Goal. The records below should be written out again, exactly.

Records contained in a dataset.
* * * * * * *

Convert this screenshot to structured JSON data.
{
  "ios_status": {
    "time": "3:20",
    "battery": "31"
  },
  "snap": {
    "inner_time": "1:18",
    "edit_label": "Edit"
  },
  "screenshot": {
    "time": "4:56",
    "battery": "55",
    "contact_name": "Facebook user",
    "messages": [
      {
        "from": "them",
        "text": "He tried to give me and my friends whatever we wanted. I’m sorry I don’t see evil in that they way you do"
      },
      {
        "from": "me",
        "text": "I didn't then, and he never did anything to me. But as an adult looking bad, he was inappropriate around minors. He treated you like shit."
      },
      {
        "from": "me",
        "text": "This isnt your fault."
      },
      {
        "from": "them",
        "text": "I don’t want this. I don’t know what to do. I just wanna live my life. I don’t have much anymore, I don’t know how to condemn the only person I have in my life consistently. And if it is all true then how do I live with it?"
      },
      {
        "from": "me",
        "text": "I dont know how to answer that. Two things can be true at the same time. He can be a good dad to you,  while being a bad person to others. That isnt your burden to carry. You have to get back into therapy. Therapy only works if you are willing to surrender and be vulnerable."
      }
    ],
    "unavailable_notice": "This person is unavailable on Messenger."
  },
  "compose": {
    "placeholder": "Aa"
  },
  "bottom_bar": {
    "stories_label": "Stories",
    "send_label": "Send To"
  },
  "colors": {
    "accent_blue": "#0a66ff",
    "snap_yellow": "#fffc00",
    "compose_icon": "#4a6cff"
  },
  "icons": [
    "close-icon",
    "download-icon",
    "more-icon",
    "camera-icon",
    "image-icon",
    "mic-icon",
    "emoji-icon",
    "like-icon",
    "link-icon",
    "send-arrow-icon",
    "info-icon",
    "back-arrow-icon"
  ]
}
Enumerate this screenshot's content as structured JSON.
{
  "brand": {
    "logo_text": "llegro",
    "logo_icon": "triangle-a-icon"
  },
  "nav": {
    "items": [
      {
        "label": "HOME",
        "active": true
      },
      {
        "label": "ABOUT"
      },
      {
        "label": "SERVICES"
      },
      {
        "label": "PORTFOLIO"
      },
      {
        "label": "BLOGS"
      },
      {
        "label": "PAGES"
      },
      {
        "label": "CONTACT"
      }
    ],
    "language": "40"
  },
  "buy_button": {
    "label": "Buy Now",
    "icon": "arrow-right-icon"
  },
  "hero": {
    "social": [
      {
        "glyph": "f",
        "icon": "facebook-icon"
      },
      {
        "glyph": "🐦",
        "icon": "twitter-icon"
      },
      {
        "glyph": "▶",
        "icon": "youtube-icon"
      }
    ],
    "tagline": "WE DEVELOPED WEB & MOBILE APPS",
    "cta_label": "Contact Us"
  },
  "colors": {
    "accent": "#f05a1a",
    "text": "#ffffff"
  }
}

* * * * * * *

Worked solution.
Convert this screenshot to structured JSON data.
{
  "ios_status": {
    "time": "3:20",
    "battery": "31"
  },
  "snap": {
    "inner_time": "1:18",
    "edit_label": "Edit"
  },
  "screenshot": {
    "time": "4:56",
    "battery": "55",
    "contact_name": "Facebook user",
    "messages": [
      {
        "from": "them",
        "text": "He tried to give me and my friends whatever we wanted. I’m sorry I don’t see evil in that they way you do"
      },
      {
        "from": "me",
        "text": "I didn't then, and he never did anything to me. But as an adult looking bad, he was inappropriate around minors. He treated you like shit."
      },
      {
        "from": "me",
        "text": "This isnt your fault."
      },
      {
        "from": "them",
        "text": "I don’t want this. I don’t know what to do. I just wanna live my life. I don’t have much anymore, I don’t know how to condemn the only person I have in my life consistently. And if it is all true then how do I live with it?"
      },
      {
        "from": "me",
        "text": "I dont know how to answer that. Two things can be true at the same time. He can be a good dad to you,  while being a bad person to others. That isnt your burden to carry. You have to get back into therapy. Therapy only works if you are willing to surrender and be vulnerable."
      }
    ],
    "unavailable_notice": "This person is unavailable on Messenger."
  },
  "compose": {
    "placeholder": "Aa"
  },
  "bottom_bar": {
    "stories_label": "Stories",
    "send_label": "Send To"
  },
  "colors": {
    "accent_blue": "#0a66ff",
    "snap_yellow": "#fffc00",
    "compose_icon": "#4a6cff"
  },
  "icons": [
    "close-icon",
    "download-icon",
    "more-icon",
    "camera-icon",
    "image-icon",
    "mic-icon",
    "emoji-icon",
    "like-icon",
    "link-icon",
    "send-arrow-icon",
    "info-icon",
    "back-arrow-icon"
  ]
}
Enumerate this screenshot's content as structured JSON.
{
  "brand": {
    "logo_text": "llegro",
    "logo_icon": "triangle-a-icon"
  },
  "nav": {
    "items": [
      {
        "label": "HOME",
        "active": true
      },
      {
        "label": "ABOUT"
      },
      {
        "label": "SERVICES"
      },
      {
        "label": "PORTFOLIO"
      },
      {
        "label": "BLOGS"
      },
      {
        "label": "PAGES"
      },
      {
        "label": "CONTACT"
      }
    ],
    "language": "40"
  },
  "buy_button": {
    "label": "Buy Now",
    "icon": "arrow-right-icon"
  },
  "hero": {
    "social": [
      {
        "glyph": "f",
        "icon": "facebook-icon"
      },
      {
        "glyph": "🐦",
        "icon": "twitter-icon"
      },
      {
        "glyph": "▶",
        "icon": "youtube-icon"
      }
    ],
    "tagline": "WE DEVELOPED WEB & MOBILE APPS",
    "cta_label": "Contact Us"
  },
  "colors": {
    "accent": "#f05a1a",
    "text": "#ffffff"
  }
}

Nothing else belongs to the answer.